Gather, from the listing beneath this task, every line holding the string "text".

== Material for this exercise

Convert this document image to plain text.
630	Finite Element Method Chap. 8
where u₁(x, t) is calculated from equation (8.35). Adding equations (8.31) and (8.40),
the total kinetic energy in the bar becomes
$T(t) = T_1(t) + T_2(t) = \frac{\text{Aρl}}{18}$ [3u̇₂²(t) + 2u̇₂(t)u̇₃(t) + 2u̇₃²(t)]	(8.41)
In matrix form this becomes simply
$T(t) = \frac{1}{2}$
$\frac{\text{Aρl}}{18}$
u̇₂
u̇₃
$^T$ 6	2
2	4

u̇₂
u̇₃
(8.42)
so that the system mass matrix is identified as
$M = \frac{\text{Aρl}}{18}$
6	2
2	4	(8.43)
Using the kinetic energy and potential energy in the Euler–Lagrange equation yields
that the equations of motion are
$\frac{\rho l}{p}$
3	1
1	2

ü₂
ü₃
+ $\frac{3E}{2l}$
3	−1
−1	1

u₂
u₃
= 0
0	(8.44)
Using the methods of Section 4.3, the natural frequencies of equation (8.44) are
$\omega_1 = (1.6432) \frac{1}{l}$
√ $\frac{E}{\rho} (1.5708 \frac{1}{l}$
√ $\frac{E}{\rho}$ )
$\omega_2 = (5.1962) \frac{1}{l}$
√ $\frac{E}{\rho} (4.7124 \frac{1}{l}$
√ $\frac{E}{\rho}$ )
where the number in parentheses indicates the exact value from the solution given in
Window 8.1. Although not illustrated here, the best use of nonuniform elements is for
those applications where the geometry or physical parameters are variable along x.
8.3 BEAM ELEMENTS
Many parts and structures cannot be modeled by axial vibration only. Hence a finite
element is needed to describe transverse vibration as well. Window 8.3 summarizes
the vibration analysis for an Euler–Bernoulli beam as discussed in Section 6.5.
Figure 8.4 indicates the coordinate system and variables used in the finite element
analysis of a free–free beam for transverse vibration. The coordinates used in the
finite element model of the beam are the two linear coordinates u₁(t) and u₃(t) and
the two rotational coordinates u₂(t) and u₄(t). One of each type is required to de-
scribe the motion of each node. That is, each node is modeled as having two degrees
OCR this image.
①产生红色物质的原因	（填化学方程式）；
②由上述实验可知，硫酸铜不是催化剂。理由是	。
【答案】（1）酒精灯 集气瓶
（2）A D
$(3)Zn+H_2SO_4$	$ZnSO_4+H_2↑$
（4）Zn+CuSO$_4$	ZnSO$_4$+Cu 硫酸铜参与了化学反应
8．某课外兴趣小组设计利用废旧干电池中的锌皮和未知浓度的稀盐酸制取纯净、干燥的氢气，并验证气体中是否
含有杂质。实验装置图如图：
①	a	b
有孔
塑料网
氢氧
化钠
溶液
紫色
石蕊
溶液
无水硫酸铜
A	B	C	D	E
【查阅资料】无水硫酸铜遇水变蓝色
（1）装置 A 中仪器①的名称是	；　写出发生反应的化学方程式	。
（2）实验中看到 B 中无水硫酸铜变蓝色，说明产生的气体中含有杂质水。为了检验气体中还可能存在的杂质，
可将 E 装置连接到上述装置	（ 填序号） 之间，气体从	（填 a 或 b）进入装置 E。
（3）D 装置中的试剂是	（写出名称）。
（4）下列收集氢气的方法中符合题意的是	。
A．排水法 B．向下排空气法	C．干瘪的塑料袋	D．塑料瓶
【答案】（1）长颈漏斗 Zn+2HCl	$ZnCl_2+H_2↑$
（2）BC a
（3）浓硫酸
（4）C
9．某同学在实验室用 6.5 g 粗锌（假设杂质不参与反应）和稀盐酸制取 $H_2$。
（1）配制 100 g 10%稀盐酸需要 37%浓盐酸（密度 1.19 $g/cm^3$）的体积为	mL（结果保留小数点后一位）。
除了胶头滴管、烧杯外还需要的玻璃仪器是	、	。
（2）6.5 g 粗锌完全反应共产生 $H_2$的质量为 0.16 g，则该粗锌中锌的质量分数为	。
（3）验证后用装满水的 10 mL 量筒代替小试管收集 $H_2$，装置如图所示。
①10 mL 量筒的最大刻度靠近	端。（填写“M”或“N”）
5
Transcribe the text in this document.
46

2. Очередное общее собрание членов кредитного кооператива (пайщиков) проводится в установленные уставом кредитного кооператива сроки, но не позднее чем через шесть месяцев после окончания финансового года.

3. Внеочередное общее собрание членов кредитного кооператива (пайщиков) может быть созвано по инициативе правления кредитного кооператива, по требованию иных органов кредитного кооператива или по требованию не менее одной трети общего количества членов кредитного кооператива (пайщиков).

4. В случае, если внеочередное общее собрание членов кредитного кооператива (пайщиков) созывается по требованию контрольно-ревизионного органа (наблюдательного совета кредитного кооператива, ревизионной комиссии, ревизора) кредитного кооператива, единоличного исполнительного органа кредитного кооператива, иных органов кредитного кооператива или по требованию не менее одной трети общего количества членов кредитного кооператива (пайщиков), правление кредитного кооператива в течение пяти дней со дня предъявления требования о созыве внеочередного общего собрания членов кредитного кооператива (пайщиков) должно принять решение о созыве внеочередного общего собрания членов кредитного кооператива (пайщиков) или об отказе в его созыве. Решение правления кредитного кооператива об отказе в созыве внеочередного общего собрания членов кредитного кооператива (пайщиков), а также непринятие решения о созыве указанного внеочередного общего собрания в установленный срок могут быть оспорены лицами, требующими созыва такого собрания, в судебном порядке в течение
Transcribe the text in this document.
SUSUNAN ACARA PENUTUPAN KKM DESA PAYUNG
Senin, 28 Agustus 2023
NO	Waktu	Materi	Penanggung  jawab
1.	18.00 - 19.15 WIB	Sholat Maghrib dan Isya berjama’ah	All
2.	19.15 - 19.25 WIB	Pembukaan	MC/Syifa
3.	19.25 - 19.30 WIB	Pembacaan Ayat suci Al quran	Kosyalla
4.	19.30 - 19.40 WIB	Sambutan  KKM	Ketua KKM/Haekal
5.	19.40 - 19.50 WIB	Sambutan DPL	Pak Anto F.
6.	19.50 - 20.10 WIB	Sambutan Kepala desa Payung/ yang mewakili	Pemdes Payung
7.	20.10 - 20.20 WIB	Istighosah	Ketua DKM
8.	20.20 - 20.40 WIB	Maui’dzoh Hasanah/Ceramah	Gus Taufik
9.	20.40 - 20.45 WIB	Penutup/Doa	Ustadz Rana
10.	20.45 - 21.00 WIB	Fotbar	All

====

__Solution__.
Convert this document image to plain text.
$T(t) = T_1(t) + T_2(t) = \frac{\text{Aρl}}{18}$ [3u̇₂²(t) + 2u̇₂(t)u̇₃(t) + 2u̇₃²(t)]	(8.41)
$\frac{\text{Aρl}}{18}$
$M = \frac{\text{Aρl}}{18}$
Transcribe the text in this document.
Transcribe the text in this document.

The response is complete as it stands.